§ Goal of the exercise:
Copy each line of the data below with the word "panel".

⟨

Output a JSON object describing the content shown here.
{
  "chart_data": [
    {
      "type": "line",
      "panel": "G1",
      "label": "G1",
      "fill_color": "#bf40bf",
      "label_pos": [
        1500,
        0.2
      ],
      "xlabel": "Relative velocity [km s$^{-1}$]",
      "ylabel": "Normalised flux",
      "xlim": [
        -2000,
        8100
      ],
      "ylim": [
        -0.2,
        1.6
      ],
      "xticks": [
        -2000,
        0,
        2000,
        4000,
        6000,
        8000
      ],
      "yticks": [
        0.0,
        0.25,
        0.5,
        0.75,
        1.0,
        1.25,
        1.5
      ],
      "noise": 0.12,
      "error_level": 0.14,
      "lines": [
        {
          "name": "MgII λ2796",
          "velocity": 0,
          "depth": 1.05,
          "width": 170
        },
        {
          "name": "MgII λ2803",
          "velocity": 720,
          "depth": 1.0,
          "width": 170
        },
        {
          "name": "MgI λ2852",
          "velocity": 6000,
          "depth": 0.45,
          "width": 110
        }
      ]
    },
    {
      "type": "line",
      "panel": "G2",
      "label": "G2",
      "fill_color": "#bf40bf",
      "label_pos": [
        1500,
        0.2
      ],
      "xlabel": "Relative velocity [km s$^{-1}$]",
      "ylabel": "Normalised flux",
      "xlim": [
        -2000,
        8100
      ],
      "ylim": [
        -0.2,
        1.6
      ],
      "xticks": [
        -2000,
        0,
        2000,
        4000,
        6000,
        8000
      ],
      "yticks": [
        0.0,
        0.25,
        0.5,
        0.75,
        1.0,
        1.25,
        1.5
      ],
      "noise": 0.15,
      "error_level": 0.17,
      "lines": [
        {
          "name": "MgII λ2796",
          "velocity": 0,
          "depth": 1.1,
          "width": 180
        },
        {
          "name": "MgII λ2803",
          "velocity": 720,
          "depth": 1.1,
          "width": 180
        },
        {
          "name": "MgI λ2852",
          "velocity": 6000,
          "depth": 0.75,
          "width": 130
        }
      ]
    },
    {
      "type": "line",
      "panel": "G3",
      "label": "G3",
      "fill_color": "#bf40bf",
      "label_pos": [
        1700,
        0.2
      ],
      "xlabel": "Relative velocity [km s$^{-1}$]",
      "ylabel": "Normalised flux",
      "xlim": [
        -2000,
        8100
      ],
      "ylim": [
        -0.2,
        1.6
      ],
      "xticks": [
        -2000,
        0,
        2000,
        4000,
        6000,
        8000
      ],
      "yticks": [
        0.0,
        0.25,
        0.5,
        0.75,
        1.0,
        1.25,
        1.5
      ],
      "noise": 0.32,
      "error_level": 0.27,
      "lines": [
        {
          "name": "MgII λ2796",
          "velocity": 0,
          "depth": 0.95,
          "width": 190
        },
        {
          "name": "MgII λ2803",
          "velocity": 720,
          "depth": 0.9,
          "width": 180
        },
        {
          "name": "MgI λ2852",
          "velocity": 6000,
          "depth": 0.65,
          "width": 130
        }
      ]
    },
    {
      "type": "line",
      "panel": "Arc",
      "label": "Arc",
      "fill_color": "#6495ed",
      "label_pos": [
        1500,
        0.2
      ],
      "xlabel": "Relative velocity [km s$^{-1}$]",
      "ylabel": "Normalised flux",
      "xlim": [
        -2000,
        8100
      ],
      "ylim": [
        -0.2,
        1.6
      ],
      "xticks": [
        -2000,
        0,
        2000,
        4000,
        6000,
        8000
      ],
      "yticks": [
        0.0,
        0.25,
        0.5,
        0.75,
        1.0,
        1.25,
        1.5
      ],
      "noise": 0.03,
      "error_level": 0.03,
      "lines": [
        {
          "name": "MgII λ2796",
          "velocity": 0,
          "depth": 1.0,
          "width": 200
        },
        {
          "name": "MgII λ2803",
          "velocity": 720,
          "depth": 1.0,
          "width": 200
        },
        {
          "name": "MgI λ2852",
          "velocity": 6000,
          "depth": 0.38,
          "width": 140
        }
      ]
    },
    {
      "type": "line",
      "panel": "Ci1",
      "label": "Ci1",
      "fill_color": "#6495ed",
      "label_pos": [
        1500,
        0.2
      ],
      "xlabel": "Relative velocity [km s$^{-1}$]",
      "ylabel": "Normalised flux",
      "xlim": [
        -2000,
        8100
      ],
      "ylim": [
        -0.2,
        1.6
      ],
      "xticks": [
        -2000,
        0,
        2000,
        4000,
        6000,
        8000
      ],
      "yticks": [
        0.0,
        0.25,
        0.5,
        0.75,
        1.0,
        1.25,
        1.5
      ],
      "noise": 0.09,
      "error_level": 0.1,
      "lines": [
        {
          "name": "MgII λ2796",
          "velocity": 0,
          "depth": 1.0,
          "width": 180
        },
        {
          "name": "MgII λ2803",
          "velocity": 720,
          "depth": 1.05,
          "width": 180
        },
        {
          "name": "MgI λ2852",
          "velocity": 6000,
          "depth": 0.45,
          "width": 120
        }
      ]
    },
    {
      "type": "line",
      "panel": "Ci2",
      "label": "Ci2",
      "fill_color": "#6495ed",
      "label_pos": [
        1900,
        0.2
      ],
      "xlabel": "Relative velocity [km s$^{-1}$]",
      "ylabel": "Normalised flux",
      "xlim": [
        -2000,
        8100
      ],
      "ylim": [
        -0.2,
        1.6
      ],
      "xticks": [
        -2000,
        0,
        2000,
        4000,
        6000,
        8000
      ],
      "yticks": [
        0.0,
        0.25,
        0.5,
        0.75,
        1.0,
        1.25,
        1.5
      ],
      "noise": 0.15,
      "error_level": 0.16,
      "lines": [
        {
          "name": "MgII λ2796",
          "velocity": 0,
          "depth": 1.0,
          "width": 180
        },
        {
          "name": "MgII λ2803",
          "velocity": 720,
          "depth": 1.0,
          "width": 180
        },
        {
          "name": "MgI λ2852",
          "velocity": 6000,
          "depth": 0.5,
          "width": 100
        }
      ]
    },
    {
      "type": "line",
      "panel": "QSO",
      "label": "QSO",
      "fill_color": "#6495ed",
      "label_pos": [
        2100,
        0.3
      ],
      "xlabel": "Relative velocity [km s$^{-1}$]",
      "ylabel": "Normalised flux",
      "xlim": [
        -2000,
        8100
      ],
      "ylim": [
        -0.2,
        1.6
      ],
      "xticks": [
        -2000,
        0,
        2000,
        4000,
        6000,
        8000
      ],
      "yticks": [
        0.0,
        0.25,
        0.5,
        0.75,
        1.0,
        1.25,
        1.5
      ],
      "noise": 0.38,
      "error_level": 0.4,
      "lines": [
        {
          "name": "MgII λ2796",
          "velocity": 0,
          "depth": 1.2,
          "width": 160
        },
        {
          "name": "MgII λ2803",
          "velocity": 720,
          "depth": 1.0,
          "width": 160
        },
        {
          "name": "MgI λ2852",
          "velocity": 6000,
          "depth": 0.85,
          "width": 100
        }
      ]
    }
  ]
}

⟩

§ Output:
      "panel": "G1",
      "panel": "G2",
      "panel": "G3",
      "panel": "Arc",
      "panel": "Ci1",
      "panel": "Ci2",
      "panel": "QSO",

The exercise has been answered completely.